§ **What you should do**
Emit the entire listing verbatim.

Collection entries

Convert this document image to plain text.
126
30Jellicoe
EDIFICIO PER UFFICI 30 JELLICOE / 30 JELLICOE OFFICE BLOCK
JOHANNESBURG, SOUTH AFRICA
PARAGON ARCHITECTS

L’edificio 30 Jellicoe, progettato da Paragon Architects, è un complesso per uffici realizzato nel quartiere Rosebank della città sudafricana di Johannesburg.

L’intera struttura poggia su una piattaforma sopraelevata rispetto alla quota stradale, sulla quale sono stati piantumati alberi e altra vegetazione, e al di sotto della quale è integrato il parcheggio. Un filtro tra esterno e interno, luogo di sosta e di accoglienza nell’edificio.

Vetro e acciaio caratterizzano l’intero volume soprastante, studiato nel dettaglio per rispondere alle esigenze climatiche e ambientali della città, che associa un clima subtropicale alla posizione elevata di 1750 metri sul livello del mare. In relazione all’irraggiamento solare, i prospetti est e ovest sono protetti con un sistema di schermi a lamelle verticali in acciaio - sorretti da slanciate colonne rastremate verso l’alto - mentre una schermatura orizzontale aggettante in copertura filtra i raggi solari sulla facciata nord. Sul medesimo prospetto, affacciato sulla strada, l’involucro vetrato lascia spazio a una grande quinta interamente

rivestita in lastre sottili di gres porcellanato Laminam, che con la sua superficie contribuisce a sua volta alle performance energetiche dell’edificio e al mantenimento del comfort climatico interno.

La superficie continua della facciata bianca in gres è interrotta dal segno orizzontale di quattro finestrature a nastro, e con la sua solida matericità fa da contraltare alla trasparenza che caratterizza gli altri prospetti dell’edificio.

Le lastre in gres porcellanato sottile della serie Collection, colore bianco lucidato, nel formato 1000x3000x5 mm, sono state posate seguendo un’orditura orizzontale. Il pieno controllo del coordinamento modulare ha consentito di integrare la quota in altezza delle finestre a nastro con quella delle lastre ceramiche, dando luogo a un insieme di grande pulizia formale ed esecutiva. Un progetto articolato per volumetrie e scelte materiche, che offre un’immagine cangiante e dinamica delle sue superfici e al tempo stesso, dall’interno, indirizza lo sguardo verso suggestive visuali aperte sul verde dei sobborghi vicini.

§ **Correct output**
Convert this document image to plain text.
126
30Jellicoe
EDIFICIO PER UFFICI 30 JELLICOE / 30 JELLICOE OFFICE BLOCK
JOHANNESBURG, SOUTH AFRICA
PARAGON ARCHITECTS

L’edificio 30 Jellicoe, progettato da Paragon Architects, è un complesso per uffici realizzato nel quartiere Rosebank della città sudafricana di Johannesburg.

L’intera struttura poggia su una piattaforma sopraelevata rispetto alla quota stradale, sulla quale sono stati piantumati alberi e altra vegetazione, e al di sotto della quale è integrato il parcheggio. Un filtro tra esterno e interno, luogo di sosta e di accoglienza nell’edificio.

Vetro e acciaio caratterizzano l’intero volume soprastante, studiato nel dettaglio per rispondere alle esigenze climatiche e ambientali della città, che associa un clima subtropicale alla posizione elevata di 1750 metri sul livello del mare. In relazione all’irraggiamento solare, i prospetti est e ovest sono protetti con un sistema di schermi a lamelle verticali in acciaio - sorretti da slanciate colonne rastremate verso l’alto - mentre una schermatura orizzontale aggettante in copertura filtra i raggi solari sulla facciata nord. Sul medesimo prospetto, affacciato sulla strada, l’involucro vetrato lascia spazio a una grande quinta interamente

rivestita in lastre sottili di gres porcellanato Laminam, che con la sua superficie contribuisce a sua volta alle performance energetiche dell’edificio e al mantenimento del comfort climatico interno.

La superficie continua della facciata bianca in gres è interrotta dal segno orizzontale di quattro finestrature a nastro, e con la sua solida matericità fa da contraltare alla trasparenza che caratterizza gli altri prospetti dell’edificio.

Le lastre in gres porcellanato sottile della serie Collection, colore bianco lucidato, nel formato 1000x3000x5 mm, sono state posate seguendo un’orditura orizzontale. Il pieno controllo del coordinamento modulare ha consentito di integrare la quota in altezza delle finestre a nastro con quella delle lastre ceramiche, dando luogo a un insieme di grande pulizia formale ed esecutiva. Un progetto articolato per volumetrie e scelte materiche, che offre un’immagine cangiante e dinamica delle sue superfici e al tempo stesso, dall’interno, indirizza lo sguardo verso suggestive visuali aperte sul verde dei sobborghi vicini.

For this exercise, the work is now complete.